In the listing below, take the lines starting with the line that contains "x-axis-tick-label-0: 0 (64, 475, 72, 490)" and going on through the line that contains "series-y-curve (68, 284, 661, 301)". Write out only those lines again, with "scale-bar-label" swapped for "scale-label" and everything else left as it is.

* **EXCERPTED DATA**:
((

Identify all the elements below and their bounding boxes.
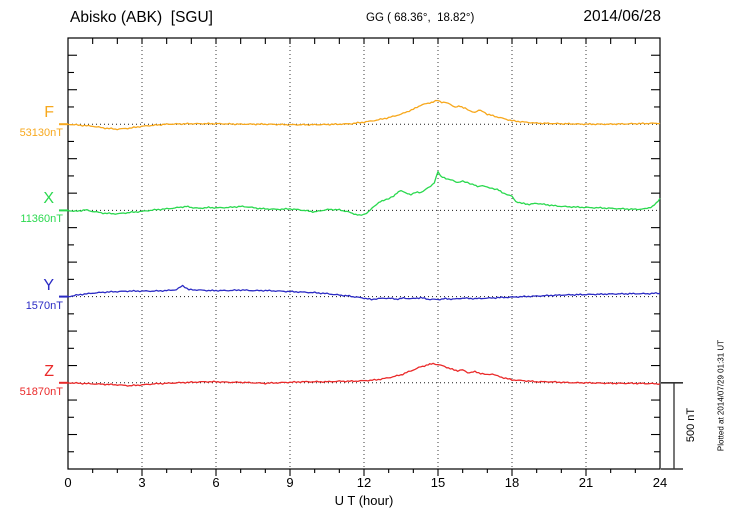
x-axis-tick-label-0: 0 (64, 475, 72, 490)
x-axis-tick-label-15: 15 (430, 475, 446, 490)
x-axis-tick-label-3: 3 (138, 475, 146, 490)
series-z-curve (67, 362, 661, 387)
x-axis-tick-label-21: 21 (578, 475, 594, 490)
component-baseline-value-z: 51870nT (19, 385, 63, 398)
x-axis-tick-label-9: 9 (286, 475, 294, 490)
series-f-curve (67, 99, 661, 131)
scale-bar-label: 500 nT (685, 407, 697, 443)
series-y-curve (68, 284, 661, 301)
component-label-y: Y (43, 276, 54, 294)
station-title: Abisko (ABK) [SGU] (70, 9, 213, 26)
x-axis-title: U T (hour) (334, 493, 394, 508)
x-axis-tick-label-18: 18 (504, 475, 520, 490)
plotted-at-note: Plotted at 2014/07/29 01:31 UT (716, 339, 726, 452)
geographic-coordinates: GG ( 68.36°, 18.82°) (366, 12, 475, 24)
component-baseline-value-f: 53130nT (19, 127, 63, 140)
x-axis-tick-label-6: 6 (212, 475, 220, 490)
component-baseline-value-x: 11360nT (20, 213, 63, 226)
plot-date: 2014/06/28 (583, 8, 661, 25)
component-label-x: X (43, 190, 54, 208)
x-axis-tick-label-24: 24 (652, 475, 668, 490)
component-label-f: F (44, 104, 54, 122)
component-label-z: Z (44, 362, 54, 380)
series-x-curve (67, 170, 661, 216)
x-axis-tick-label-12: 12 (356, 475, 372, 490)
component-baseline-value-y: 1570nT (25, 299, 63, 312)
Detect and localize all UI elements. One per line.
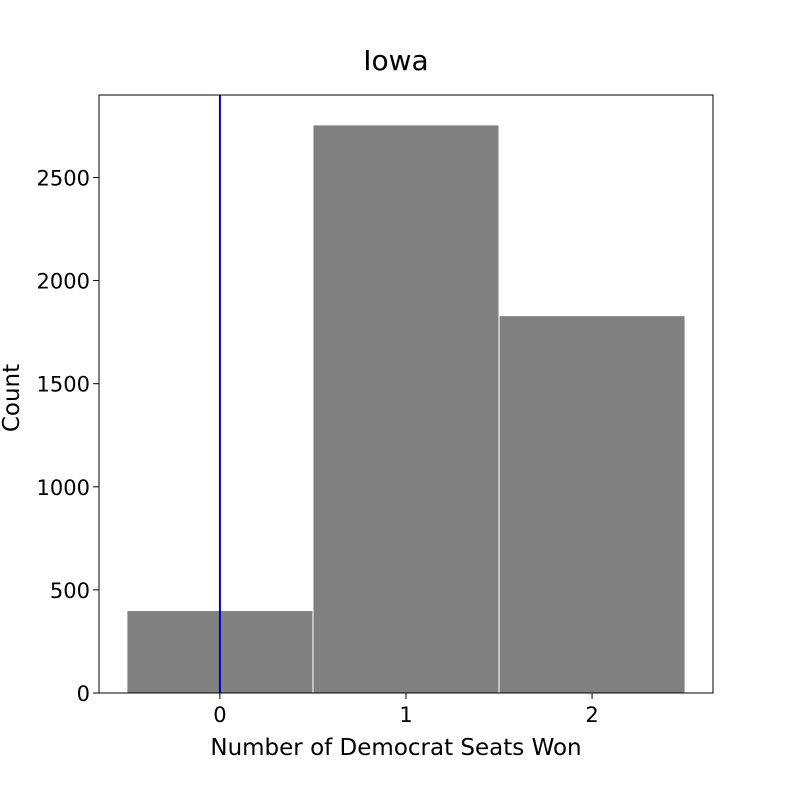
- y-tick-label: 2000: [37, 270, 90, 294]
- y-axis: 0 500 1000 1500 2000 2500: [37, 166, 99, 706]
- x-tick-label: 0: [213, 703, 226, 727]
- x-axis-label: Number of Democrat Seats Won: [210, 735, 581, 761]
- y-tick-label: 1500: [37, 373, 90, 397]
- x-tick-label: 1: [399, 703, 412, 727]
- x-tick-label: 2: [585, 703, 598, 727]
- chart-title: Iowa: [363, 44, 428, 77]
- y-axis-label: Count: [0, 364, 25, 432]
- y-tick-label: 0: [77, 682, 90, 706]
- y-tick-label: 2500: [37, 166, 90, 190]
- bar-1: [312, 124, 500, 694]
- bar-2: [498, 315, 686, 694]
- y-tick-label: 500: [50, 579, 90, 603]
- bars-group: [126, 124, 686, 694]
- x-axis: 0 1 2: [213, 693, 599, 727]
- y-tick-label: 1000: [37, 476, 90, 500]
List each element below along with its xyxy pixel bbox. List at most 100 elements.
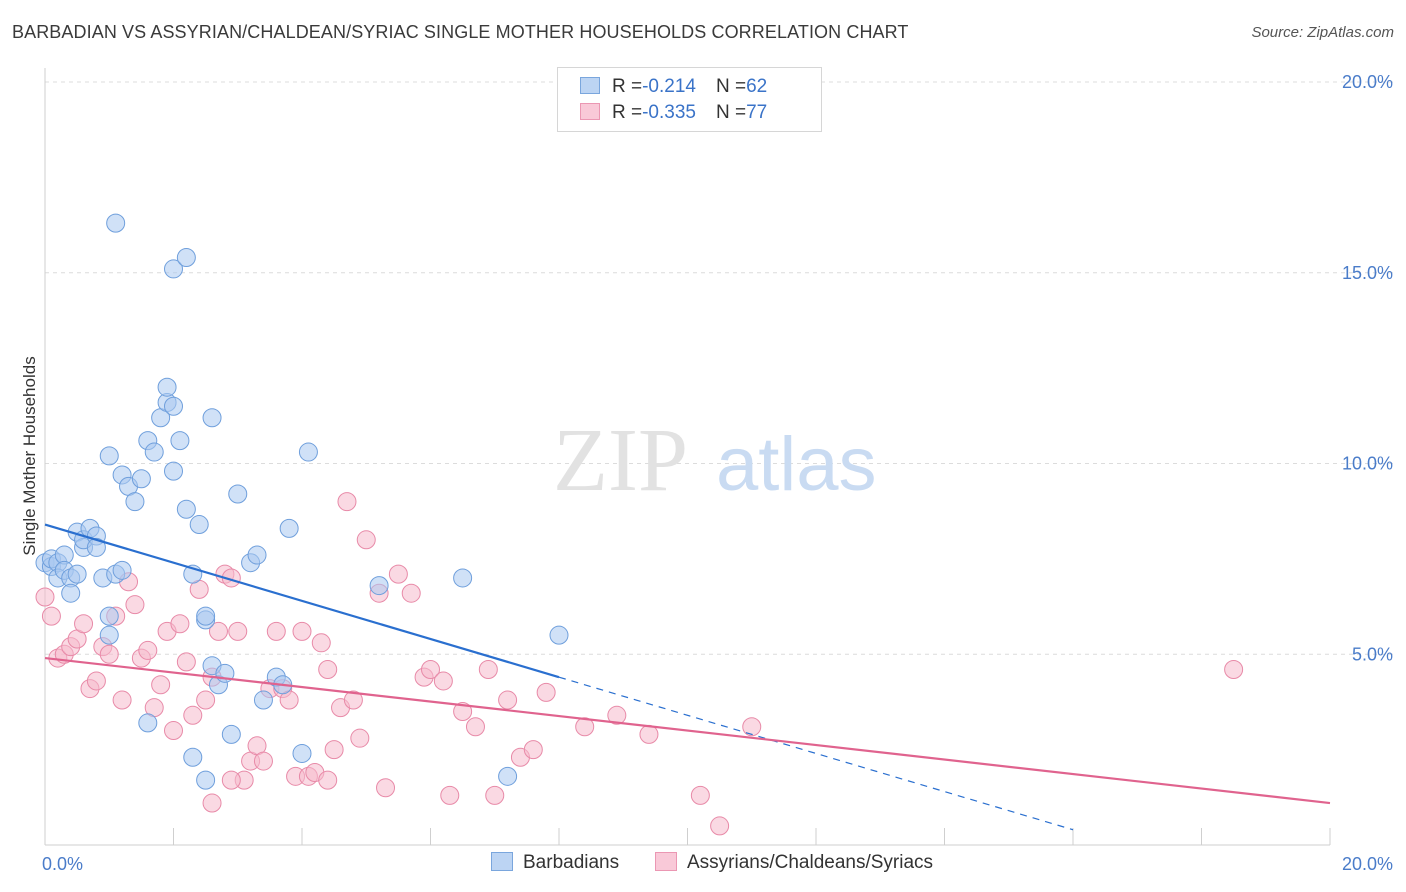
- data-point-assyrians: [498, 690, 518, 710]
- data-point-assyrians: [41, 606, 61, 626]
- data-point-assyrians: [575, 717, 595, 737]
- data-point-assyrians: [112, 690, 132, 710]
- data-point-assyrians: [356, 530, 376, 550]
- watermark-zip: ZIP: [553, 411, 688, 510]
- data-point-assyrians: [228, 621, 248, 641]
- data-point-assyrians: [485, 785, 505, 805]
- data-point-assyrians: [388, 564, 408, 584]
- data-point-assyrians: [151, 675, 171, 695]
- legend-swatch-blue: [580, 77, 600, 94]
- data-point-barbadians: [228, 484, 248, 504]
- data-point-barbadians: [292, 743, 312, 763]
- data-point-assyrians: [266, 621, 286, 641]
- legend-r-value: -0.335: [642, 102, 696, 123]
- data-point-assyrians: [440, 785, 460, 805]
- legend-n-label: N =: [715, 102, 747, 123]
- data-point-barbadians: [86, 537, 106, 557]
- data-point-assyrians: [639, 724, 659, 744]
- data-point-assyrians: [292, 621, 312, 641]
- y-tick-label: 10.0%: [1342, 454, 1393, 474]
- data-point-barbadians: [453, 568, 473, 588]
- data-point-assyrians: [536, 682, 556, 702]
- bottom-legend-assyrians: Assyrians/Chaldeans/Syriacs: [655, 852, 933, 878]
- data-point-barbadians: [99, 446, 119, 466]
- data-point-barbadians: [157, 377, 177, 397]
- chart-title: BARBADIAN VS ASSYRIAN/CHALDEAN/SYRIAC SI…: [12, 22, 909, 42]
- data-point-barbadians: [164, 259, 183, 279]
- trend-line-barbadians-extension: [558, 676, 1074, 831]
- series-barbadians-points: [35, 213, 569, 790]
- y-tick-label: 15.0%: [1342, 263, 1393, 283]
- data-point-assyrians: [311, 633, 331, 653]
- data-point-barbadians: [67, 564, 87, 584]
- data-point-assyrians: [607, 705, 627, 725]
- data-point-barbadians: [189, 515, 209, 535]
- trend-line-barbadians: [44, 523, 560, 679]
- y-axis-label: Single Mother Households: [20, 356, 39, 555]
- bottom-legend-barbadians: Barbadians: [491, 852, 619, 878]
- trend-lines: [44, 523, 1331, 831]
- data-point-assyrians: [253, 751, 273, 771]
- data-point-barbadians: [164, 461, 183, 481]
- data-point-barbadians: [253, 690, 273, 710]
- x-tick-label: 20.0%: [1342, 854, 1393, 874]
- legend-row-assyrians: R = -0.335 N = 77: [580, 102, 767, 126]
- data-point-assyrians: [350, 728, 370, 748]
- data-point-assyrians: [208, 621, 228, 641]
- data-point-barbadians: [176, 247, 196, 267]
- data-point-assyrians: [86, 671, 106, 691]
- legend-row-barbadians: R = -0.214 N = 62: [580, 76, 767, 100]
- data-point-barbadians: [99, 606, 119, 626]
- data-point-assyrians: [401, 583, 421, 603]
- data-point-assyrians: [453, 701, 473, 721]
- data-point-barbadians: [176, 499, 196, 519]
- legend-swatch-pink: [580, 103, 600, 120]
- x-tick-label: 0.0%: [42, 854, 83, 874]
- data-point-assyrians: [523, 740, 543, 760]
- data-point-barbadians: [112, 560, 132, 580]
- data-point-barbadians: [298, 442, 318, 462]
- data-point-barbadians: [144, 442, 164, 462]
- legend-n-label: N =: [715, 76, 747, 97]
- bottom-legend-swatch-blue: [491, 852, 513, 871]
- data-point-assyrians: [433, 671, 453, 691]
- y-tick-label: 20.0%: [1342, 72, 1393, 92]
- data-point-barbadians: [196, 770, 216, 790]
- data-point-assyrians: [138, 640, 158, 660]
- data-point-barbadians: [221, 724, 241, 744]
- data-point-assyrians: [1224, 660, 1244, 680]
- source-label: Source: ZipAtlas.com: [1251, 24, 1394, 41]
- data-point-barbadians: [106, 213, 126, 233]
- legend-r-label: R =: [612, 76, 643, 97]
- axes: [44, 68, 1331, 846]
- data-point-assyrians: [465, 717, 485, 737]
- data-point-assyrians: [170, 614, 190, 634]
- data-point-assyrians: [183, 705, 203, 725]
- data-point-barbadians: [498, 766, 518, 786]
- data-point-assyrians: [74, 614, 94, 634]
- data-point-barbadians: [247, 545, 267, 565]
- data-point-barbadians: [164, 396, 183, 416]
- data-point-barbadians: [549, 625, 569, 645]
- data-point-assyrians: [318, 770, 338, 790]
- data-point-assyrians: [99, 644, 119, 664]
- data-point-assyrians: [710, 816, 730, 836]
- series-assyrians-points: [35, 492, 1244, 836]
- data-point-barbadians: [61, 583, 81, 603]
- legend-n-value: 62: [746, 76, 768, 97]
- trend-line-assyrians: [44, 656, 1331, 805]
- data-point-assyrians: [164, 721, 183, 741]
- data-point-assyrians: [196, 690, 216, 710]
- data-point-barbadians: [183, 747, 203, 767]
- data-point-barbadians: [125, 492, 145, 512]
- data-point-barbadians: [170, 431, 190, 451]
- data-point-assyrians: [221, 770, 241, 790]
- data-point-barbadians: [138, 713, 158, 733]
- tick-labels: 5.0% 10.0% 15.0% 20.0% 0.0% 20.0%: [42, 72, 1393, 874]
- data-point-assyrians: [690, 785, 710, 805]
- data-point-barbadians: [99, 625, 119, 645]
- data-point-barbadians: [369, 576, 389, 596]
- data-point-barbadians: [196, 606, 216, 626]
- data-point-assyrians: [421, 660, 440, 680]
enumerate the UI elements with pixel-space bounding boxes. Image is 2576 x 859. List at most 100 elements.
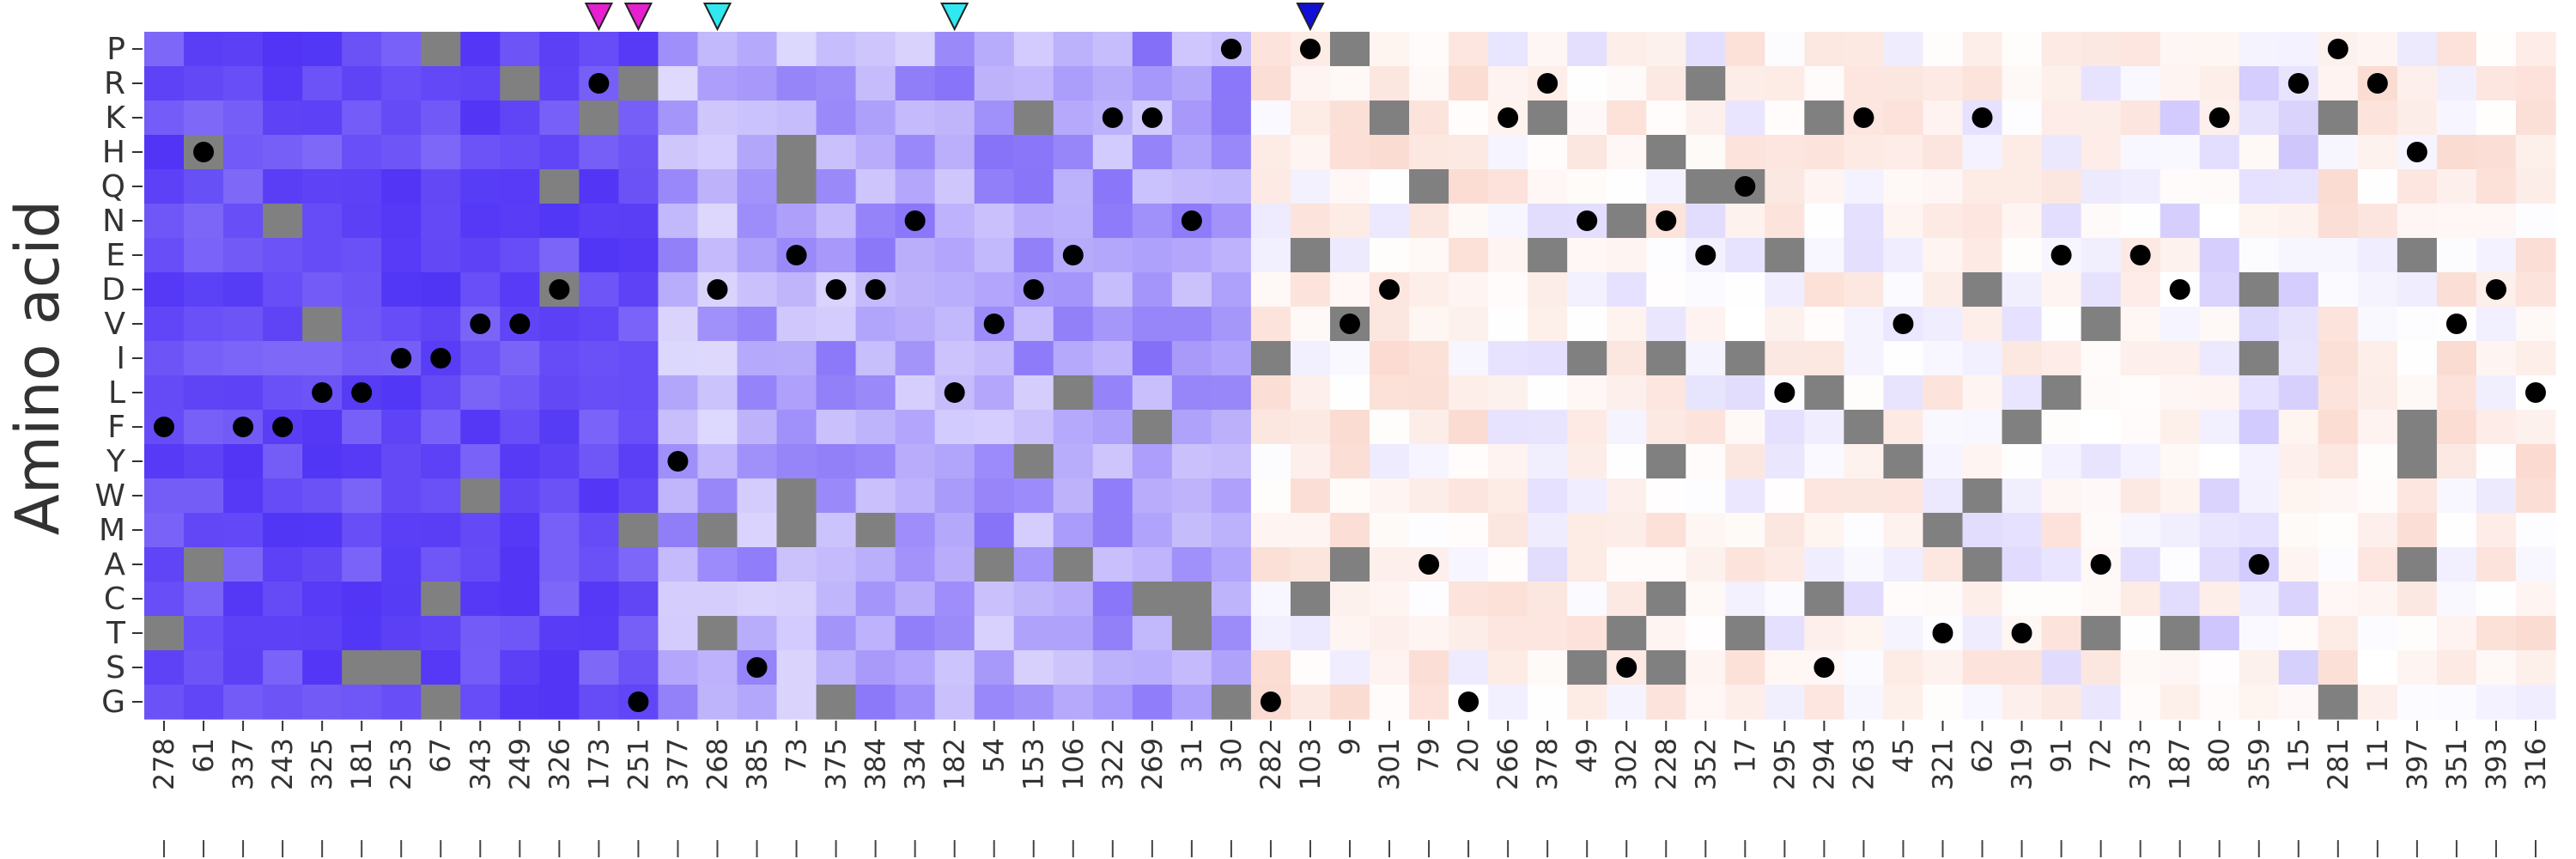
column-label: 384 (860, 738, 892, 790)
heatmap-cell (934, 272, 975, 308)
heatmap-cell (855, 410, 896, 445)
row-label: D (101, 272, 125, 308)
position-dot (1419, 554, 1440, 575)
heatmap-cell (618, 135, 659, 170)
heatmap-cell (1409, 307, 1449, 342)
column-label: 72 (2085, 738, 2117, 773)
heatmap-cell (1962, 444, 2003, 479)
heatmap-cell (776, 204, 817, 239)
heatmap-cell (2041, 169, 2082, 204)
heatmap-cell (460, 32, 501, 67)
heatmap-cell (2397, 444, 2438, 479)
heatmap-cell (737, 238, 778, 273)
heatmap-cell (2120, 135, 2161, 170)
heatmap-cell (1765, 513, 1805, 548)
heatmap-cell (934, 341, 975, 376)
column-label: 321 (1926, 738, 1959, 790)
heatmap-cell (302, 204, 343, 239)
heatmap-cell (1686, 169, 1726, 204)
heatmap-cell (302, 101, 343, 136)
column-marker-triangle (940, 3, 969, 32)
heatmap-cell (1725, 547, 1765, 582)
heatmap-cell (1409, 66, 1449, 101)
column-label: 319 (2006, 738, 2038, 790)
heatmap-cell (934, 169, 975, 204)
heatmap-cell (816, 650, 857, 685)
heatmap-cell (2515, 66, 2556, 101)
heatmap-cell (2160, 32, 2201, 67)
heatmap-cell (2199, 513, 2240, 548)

))

* **RESULT FOR THIS EXERCISE**:
x-axis-tick-label-0: 0 (64, 475, 72, 490)
x-axis-tick-label-15: 15 (430, 475, 446, 490)
x-axis-tick-label-3: 3 (138, 475, 146, 490)
series-z-curve (67, 362, 661, 387)
x-axis-tick-label-21: 21 (578, 475, 594, 490)
component-baseline-value-z: 51870nT (19, 385, 63, 398)
x-axis-tick-label-9: 9 (286, 475, 294, 490)
series-f-curve (67, 99, 661, 131)
scale-label: 500 nT (685, 407, 697, 443)
series-y-curve (68, 284, 661, 301)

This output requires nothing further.